→ Given task
Copy out the data lines below word for word, starting with the line that contains "Localize each UI" and ending with the line that contains "1132, 440, 1152]", both included.

===== Stored records =====

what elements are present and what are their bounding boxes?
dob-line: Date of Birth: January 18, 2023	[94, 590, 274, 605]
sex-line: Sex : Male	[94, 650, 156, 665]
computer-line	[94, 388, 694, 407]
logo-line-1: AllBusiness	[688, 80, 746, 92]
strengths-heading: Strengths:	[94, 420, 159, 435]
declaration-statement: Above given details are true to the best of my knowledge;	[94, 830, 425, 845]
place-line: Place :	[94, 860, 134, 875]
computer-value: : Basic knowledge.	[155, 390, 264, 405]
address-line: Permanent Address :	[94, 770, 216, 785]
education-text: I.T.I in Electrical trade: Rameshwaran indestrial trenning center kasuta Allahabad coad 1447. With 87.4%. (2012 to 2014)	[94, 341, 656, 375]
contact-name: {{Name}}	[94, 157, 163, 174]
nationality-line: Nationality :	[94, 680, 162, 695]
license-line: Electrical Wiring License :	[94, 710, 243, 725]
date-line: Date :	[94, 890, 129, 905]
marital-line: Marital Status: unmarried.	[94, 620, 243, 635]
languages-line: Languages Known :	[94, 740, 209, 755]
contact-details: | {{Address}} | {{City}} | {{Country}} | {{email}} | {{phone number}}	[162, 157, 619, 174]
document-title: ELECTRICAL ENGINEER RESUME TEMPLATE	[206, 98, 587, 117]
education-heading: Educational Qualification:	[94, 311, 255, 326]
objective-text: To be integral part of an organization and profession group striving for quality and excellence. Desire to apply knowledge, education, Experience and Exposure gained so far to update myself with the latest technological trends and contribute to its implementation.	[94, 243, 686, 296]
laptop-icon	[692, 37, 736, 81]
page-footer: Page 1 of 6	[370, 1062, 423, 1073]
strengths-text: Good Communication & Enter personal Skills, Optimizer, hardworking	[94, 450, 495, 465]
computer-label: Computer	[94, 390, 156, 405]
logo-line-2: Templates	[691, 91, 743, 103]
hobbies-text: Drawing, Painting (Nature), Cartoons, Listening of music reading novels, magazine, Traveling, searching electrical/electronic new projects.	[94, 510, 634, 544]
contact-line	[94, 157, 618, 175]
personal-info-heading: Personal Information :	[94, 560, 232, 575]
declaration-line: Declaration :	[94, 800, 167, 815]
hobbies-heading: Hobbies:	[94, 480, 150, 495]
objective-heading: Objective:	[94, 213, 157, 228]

=====
===== Stored records =====

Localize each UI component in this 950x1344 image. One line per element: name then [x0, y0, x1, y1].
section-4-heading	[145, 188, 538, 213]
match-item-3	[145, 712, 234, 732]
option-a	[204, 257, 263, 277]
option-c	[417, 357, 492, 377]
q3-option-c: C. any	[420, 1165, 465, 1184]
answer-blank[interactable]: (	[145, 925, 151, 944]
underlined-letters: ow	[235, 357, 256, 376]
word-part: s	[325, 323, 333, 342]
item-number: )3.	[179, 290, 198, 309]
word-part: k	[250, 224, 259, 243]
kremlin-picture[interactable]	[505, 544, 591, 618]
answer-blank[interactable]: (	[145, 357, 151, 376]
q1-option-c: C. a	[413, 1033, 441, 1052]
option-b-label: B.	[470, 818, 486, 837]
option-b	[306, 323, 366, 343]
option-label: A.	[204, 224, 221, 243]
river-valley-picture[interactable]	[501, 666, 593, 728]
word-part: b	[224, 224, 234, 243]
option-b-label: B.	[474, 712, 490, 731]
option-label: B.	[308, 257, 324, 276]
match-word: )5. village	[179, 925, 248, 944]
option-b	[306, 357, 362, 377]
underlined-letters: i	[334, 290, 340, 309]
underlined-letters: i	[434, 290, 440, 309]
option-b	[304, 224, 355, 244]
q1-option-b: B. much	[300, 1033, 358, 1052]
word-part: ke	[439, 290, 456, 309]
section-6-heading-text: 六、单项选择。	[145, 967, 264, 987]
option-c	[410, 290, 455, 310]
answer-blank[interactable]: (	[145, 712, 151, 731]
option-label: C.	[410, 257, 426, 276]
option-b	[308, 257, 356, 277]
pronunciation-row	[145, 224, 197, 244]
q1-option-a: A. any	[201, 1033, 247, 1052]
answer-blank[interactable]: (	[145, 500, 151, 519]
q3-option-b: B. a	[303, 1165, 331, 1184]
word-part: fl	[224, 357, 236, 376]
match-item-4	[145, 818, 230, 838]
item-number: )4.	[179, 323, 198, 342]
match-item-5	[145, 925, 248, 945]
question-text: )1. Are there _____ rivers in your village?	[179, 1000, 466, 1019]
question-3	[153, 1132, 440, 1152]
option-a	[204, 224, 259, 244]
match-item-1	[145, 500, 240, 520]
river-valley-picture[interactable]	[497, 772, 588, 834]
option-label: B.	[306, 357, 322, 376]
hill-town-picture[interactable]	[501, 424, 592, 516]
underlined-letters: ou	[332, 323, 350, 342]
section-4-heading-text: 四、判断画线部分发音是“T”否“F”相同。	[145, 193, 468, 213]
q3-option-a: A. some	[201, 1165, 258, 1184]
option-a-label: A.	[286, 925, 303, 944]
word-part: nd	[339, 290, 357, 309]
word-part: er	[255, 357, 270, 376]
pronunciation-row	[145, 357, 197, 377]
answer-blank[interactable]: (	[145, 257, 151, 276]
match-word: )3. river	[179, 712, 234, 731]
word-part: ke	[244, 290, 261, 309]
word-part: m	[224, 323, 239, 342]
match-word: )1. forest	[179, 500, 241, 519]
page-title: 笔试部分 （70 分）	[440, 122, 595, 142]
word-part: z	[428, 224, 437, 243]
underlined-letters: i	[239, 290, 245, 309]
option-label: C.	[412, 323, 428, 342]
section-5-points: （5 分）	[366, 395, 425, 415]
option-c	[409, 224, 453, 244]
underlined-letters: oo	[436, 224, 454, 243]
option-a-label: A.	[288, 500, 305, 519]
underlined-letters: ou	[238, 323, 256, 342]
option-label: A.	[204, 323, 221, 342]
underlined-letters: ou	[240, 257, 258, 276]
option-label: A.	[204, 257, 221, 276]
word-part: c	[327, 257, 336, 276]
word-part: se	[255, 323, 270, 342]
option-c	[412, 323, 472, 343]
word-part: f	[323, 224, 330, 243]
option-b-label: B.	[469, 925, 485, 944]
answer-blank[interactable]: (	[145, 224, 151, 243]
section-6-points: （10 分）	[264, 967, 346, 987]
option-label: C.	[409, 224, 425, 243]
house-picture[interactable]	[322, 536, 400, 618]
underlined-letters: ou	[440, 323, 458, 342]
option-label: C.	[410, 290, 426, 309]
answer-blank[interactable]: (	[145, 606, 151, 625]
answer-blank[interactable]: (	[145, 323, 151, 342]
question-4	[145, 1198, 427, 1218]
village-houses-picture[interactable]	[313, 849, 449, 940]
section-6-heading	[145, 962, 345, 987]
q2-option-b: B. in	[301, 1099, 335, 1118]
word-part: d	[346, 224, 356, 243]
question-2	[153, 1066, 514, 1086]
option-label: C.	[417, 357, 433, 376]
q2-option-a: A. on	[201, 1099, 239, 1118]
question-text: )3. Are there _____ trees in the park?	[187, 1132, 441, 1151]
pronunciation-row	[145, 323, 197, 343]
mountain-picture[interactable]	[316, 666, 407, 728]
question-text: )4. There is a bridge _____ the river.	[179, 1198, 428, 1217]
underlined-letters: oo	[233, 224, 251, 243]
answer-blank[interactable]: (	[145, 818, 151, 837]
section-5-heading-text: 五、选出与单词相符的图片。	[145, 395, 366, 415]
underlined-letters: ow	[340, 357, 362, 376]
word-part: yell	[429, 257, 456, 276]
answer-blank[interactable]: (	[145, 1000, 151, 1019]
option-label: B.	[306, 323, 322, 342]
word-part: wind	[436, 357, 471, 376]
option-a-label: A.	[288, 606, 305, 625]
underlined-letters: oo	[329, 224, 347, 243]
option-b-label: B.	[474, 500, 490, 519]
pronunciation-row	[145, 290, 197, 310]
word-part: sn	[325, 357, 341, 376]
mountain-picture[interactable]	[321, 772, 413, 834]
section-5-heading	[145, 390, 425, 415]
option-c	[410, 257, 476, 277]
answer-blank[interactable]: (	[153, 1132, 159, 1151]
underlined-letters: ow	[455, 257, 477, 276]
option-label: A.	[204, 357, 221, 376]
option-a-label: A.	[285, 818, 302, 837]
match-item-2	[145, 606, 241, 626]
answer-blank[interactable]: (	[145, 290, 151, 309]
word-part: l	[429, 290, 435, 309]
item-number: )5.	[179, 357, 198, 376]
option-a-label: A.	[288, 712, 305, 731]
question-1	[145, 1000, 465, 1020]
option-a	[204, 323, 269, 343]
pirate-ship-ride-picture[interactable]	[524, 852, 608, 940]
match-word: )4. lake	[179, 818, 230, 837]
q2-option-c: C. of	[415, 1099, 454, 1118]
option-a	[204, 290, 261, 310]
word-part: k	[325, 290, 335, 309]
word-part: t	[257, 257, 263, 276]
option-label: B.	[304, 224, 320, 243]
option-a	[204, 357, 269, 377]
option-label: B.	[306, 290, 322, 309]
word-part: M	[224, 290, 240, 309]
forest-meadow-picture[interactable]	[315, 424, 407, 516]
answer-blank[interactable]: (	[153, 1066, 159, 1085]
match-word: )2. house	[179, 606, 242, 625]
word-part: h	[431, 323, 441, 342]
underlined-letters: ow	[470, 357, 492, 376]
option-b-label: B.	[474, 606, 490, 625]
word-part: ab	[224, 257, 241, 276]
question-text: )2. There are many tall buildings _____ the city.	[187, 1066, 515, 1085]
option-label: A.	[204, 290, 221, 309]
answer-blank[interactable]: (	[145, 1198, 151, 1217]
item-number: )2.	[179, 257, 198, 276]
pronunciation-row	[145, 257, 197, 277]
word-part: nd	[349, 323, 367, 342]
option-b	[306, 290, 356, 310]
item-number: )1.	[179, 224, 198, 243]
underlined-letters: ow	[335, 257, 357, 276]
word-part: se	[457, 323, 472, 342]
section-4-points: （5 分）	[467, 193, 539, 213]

=====

→ Result for this exercise
Localize each UI component in this 950x1344 image. One line per element: name then [x0, y0, x1, y1].
section-4-heading	[145, 188, 538, 213]
match-item-3	[145, 712, 234, 732]
option-a	[204, 257, 263, 277]
option-c	[417, 357, 492, 377]
q3-option-c: C. any	[420, 1165, 465, 1184]
answer-blank[interactable]: (	[145, 925, 151, 944]
underlined-letters: ow	[235, 357, 256, 376]
word-part: s	[325, 323, 333, 342]
item-number: )3.	[179, 290, 198, 309]
word-part: k	[250, 224, 259, 243]
kremlin-picture[interactable]	[505, 544, 591, 618]
answer-blank[interactable]: (	[145, 357, 151, 376]
q1-option-c: C. a	[413, 1033, 441, 1052]
option-b-label: B.	[470, 818, 486, 837]
option-b	[306, 323, 366, 343]
option-label: A.	[204, 224, 221, 243]
river-valley-picture[interactable]	[501, 666, 593, 728]
word-part: b	[224, 224, 234, 243]
option-b-label: B.	[474, 712, 490, 731]
option-label: B.	[308, 257, 324, 276]
match-word: )5. village	[179, 925, 248, 944]
option-b	[306, 357, 362, 377]
underlined-letters: i	[334, 290, 340, 309]
underlined-letters: i	[434, 290, 440, 309]
option-b	[304, 224, 355, 244]
q1-option-b: B. much	[300, 1033, 358, 1052]
word-part: ke	[439, 290, 456, 309]
section-6-heading-text: 六、单项选择。	[145, 967, 264, 987]
option-c	[410, 290, 455, 310]
answer-blank[interactable]: (	[145, 712, 151, 731]
option-label: C.	[410, 257, 426, 276]
option-b	[308, 257, 356, 277]
pronunciation-row	[145, 224, 197, 244]
q1-option-a: A. any	[201, 1033, 247, 1052]
answer-blank[interactable]: (	[145, 500, 151, 519]
q3-option-b: B. a	[303, 1165, 331, 1184]
word-part: fl	[224, 357, 236, 376]
match-item-4	[145, 818, 230, 838]
item-number: )4.	[179, 323, 198, 342]
match-item-5	[145, 925, 248, 945]
question-text: )1. Are there _____ rivers in your village?	[179, 1000, 466, 1019]
question-3	[153, 1132, 440, 1152]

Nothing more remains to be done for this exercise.